-- START --

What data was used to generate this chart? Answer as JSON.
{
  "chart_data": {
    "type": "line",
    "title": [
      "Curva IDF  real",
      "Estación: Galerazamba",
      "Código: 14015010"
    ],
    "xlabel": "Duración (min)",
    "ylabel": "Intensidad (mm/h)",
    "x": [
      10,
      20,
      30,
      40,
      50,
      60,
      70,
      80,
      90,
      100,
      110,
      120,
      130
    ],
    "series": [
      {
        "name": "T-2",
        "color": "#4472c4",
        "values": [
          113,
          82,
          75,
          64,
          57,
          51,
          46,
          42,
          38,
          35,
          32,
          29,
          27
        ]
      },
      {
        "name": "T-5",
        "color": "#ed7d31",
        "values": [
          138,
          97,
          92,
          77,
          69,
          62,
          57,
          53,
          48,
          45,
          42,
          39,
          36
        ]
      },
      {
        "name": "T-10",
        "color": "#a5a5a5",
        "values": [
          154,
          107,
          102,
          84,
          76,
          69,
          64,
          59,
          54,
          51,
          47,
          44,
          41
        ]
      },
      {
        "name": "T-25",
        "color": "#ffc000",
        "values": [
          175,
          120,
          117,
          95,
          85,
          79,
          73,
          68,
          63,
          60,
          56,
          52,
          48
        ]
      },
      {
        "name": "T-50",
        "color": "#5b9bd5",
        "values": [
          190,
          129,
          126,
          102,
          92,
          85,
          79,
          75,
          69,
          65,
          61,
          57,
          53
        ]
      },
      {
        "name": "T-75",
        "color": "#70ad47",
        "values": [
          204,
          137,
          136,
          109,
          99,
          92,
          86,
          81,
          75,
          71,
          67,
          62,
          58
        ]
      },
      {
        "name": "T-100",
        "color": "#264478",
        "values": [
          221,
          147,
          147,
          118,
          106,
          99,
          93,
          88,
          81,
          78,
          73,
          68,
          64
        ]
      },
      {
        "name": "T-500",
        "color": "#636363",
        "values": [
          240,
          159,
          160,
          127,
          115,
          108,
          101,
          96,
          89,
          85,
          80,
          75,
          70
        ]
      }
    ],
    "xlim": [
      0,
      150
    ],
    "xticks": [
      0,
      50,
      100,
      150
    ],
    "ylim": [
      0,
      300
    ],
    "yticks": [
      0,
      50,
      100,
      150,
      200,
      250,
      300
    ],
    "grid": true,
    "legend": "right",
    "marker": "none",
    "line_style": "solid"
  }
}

-- END --

• **TASK REQUIREMENTS**
Repeat every record, exactly as written.

• **SOLUTION**
What data was used to generate this chart? Answer as JSON.
{
  "chart_data": {
    "type": "line",
    "title": [
      "Curva IDF  real",
      "Estación: Galerazamba",
      "Código: 14015010"
    ],
    "xlabel": "Duración (min)",
    "ylabel": "Intensidad (mm/h)",
    "x": [
      10,
      20,
      30,
      40,
      50,
      60,
      70,
      80,
      90,
      100,
      110,
      120,
      130
    ],
    "series": [
      {
        "name": "T-2",
        "color": "#4472c4",
        "values": [
          113,
          82,
          75,
          64,
          57,
          51,
          46,
          42,
          38,
          35,
          32,
          29,
          27
        ]
      },
      {
        "name": "T-5",
        "color": "#ed7d31",
        "values": [
          138,
          97,
          92,
          77,
          69,
          62,
          57,
          53,
          48,
          45,
          42,
          39,
          36
        ]
      },
      {
        "name": "T-10",
        "color": "#a5a5a5",
        "values": [
          154,
          107,
          102,
          84,
          76,
          69,
          64,
          59,
          54,
          51,
          47,
          44,
          41
        ]
      },
      {
        "name": "T-25",
        "color": "#ffc000",
        "values": [
          175,
          120,
          117,
          95,
          85,
          79,
          73,
          68,
          63,
          60,
          56,
          52,
          48
        ]
      },
      {
        "name": "T-50",
        "color": "#5b9bd5",
        "values": [
          190,
          129,
          126,
          102,
          92,
          85,
          79,
          75,
          69,
          65,
          61,
          57,
          53
        ]
      },
      {
        "name": "T-75",
        "color": "#70ad47",
        "values": [
          204,
          137,
          136,
          109,
          99,
          92,
          86,
          81,
          75,
          71,
          67,
          62,
          58
        ]
      },
      {
        "name": "T-100",
        "color": "#264478",
        "values": [
          221,
          147,
          147,
          118,
          106,
          99,
          93,
          88,
          81,
          78,
          73,
          68,
          64
        ]
      },
      {
        "name": "T-500",
        "color": "#636363",
        "values": [
          240,
          159,
          160,
          127,
          115,
          108,
          101,
          96,
          89,
          85,
          80,
          75,
          70
        ]
      }
    ],
    "xlim": [
      0,
      150
    ],
    "xticks": [
      0,
      50,
      100,
      150
    ],
    "ylim": [
      0,
      300
    ],
    "yticks": [
      0,
      50,
      100,
      150,
      200,
      250,
      300
    ],
    "grid": true,
    "legend": "right",
    "marker": "none",
    "line_style": "solid"
  }
}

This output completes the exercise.